• **PROVIDED TEXT**:

"""

MGTA-145 was shown to be a rapid, reliable, efficient and G-CSF-free method to obtain high numbers of functional HSCs in a Phase 1 trial; the cells could be gene modified and engraft in animals. MGTA-145 could be used to improve collection and gene therapy outcomes
Additional preclinical data show MGTA-145 serves as efficient, same-day mobilization regimen for in vivo HSC gene therapy in animals, which could be applicable in treating sickle cell disease and other genetic disorders
CAMBRIDGE, Mass.--(BUSINESS WIRE)--Magenta Therapeutics(Nasdaq: MGTA), a clinical-stage biotechnology company developing novel medicines to bring the curative power of blood and immune reset to more patients, presented preclinical data on its stem cell mobilization therapy clinical candidate, MGTA-145, this week at the annual meeting of the American Society of Gene and Cell Therapy (ASGCT).
Magenta is developing MGTA-145 as a first-line standard of care for hematopoietic stem cell (HSC) mobilization in a broad range of diseases, including autoimmune diseases, blood cancers and genetic diseases, such as sickle cell disease. MGTA-145, a CXCR2 agonist, acts in combination with plerixafor, a CXCR4 antagonist, and met all endpoints in a Phase I trial showing reliable same-day mobilization and collection of HSCs for genetic modification and transplant. MGTA-145 has been dosed in more than 100 healthy volunteers.
Magenta intends to initiate multiple Phase 2 trials of MGTA-145 and generate initial Phase 2 data in 2020. These trials, which will include both allogeneic and autologous transplant settings, will evaluate mobilization and collection of functional HSCs and their engraftment in patients after transplant to rebuild the blood and immune systems.
MGTA-145 has the potential to fundamentally transform the standard of care for stem cell mobilization, collection and engraftment for patients and donors, said John Davis Jr., M.D., M.P.H., M.S., Head of Research & Development and Chief Medical Officer, Magenta Therapeutics. These data provide further confirmation that cells obtained with MGTA-145 can be used in gene therapy and gene editing settings across various genetic diseases. These are encouraging findings for the breadth of applications for MGTA-145, showing safe and robust mobilization of functional cells that can be used for stem cell transplant, as well as for gene therapy applications, expanding the programs potential for even more patients beyond the 150,000 patients presently eligible in the U.S. and Europe.
MGTA-145 Preclinical Data
These data demonstrate that MGTA-145, in combination with plerixafor, enables the same-day mobilization of sufficient functional HSCs that can be gene modified and engrafted.
Title: MGTA-145, in Combination with Plerixafor, Rapidly Mobilizes Large Numbers of HSCs in Humans That Can Be Gene Edited with CRISPR/Cas9 and Mediate Superior Engraftment to Standard-of-Care (Abstract #123)Presenter: Kevin Goncalves, Ph.D., Magenta Therapeutics, Cambridge, Mass.Date and Time: Tuesday, May 12, 2020 3:45-5:30pm
In a limit dilution study using CD34+ cells from a Phase 1 healthy volunteer study, same-day, single-dose mobilization with MGTA-145, in combination with plerixafor, led to 10x higher numbers of engrafting human HSCs in NSG mice, as compared to current standard-of-care approaches. Higher engraftment was confirmed by congenic mouse transplant models in primary and secondary recipients, indicating durable engraftment with MGTA-145 plus plerixafor mobilized blood.

"""

[Document structure recognition data]

"""

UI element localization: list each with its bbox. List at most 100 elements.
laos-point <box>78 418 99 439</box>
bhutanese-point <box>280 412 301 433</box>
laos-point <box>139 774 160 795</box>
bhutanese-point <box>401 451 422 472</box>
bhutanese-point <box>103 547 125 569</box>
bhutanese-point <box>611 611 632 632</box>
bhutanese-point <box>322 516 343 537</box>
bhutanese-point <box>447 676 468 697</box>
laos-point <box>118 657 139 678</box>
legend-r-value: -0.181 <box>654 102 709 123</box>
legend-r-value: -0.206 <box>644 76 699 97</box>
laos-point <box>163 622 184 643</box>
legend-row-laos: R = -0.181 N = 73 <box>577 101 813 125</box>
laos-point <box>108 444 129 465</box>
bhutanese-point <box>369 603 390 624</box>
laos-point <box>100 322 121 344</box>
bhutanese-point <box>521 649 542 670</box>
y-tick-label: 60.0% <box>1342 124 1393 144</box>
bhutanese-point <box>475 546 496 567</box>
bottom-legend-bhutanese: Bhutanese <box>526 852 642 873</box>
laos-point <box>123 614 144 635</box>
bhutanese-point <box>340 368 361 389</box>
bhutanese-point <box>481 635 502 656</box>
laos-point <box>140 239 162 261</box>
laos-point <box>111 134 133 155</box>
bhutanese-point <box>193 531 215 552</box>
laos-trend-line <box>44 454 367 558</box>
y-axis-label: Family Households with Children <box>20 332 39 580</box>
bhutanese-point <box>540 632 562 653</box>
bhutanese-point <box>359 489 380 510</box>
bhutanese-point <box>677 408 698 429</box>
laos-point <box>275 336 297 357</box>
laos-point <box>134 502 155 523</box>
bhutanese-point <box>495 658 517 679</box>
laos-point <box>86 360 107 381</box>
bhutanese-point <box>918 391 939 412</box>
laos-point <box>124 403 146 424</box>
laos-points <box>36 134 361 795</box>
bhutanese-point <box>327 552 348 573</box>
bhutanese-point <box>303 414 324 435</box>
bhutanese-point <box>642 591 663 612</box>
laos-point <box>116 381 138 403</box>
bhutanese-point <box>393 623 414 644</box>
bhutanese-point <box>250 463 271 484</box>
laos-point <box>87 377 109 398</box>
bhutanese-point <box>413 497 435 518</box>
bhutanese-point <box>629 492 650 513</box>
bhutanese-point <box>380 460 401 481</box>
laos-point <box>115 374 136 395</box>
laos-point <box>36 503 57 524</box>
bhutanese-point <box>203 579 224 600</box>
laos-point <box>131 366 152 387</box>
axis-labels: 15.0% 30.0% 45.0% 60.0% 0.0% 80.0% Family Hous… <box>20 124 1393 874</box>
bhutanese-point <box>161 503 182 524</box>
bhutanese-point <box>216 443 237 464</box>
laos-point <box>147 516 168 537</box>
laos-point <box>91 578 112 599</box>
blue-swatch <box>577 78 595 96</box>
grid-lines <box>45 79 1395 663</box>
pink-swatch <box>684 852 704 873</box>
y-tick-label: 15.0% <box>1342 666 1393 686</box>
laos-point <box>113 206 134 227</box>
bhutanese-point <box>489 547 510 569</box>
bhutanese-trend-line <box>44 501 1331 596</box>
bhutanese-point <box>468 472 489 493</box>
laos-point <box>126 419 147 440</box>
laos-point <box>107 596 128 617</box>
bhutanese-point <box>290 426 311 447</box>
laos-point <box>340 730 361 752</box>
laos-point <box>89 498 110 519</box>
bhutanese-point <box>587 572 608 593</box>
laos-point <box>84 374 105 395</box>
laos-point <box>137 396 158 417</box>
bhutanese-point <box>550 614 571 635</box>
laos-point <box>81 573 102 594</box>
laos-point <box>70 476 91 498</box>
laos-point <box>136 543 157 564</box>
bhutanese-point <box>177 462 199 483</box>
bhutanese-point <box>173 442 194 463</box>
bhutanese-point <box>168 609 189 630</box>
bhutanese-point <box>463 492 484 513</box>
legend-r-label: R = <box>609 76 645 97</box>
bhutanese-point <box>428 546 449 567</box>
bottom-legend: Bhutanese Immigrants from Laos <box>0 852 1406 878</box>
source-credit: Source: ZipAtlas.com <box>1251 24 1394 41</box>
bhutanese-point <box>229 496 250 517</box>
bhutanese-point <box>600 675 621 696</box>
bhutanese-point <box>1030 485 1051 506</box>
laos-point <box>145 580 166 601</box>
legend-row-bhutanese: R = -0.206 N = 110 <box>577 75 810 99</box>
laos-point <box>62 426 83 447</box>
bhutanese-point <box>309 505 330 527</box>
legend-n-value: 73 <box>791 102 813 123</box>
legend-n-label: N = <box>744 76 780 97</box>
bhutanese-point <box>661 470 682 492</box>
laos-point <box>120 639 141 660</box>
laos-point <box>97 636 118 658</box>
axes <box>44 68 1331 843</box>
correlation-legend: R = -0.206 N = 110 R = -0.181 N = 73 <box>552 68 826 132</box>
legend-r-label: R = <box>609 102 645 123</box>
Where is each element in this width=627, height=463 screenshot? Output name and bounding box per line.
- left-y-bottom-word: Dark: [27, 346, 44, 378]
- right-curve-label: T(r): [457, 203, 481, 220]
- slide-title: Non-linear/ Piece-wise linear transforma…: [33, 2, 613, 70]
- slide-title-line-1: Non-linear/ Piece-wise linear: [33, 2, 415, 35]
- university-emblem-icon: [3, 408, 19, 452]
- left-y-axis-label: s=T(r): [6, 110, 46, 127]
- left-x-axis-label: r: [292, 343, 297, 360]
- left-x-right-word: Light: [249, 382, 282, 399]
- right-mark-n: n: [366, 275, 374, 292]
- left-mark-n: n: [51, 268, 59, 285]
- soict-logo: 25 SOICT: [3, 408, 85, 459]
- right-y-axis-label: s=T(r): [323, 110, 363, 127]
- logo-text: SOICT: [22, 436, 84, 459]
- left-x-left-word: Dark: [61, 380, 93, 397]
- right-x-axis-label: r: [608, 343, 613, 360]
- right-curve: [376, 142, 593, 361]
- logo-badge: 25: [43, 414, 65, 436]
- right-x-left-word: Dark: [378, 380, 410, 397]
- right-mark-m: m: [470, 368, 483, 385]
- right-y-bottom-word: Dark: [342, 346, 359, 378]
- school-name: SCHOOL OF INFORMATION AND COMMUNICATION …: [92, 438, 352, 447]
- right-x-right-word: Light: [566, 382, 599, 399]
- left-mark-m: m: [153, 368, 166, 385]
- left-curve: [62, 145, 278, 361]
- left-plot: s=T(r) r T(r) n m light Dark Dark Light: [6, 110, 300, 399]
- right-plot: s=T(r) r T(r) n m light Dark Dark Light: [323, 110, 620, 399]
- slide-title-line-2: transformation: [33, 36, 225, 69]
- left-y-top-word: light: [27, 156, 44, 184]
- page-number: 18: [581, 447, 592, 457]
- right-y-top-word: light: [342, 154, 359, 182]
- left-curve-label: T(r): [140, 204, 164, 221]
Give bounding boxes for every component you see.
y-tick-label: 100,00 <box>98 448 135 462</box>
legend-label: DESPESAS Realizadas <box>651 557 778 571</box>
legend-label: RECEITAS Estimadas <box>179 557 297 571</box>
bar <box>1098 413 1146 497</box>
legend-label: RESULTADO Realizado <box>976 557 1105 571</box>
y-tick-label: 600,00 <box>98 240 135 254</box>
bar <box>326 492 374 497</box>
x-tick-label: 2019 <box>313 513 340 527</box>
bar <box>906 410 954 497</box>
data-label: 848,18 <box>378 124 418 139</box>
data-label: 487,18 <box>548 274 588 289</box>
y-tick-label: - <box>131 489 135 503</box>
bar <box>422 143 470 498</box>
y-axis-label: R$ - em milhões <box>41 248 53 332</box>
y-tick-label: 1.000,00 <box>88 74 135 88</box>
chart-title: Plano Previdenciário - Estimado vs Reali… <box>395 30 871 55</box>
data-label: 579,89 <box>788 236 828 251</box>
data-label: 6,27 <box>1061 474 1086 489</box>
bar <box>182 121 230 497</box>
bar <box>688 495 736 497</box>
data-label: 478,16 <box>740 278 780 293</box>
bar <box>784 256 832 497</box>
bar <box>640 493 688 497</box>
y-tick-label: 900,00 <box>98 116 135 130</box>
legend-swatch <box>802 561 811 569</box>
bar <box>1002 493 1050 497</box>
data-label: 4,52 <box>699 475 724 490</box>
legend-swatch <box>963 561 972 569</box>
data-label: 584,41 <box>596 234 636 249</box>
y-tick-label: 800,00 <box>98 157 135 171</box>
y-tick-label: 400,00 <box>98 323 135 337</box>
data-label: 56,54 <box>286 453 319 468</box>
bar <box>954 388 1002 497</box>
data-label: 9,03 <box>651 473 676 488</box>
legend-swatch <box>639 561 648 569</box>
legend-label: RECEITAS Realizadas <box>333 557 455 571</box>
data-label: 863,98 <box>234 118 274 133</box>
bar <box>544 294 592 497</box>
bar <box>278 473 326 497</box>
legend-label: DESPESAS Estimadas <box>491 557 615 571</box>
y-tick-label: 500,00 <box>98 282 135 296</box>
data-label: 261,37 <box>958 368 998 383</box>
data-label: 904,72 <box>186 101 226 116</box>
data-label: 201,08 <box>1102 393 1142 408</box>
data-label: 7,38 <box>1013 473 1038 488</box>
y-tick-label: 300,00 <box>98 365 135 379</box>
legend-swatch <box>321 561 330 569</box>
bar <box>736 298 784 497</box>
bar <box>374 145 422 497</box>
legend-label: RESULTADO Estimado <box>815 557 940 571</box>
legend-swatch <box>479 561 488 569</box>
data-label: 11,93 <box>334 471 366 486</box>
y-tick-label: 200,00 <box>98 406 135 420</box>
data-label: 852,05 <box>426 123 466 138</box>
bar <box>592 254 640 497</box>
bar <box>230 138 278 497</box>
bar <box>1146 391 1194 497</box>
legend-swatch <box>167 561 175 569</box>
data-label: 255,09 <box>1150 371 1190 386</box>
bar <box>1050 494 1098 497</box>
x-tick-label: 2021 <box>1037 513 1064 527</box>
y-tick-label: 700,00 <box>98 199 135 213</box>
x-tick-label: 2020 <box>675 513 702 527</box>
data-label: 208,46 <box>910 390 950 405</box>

"""

• **WHAT IS BEING ASKED**:
Say whether each statement agrees with the release on MGTA-145, answering yes or no and quoting the deciding words of the release: (a) MGTA-145 has been dosed in more than 100 healthy volunteers; (b) MGTA-145 is a CXCR4 antagonist; (c) in the limit dilution study, mobilization with MGTA-145 plus plerixafor led to 5x higher numbers of engrafting human HSCs in NSG mice than standard-of-care approaches.

• **OUTPUT FOR THIS TASK**:
(a) Yes: "MGTA-145 has been dosed in more than 100 healthy volunteers."
(b) No: "MGTA-145, a CXCR2 agonist, acts in combination with plerixafor, a CXCR4 antagonist"
(c) No: "led to 10x higher numbers of engrafting human HSCs in NSG mice, as compared to current standard-of-care approaches"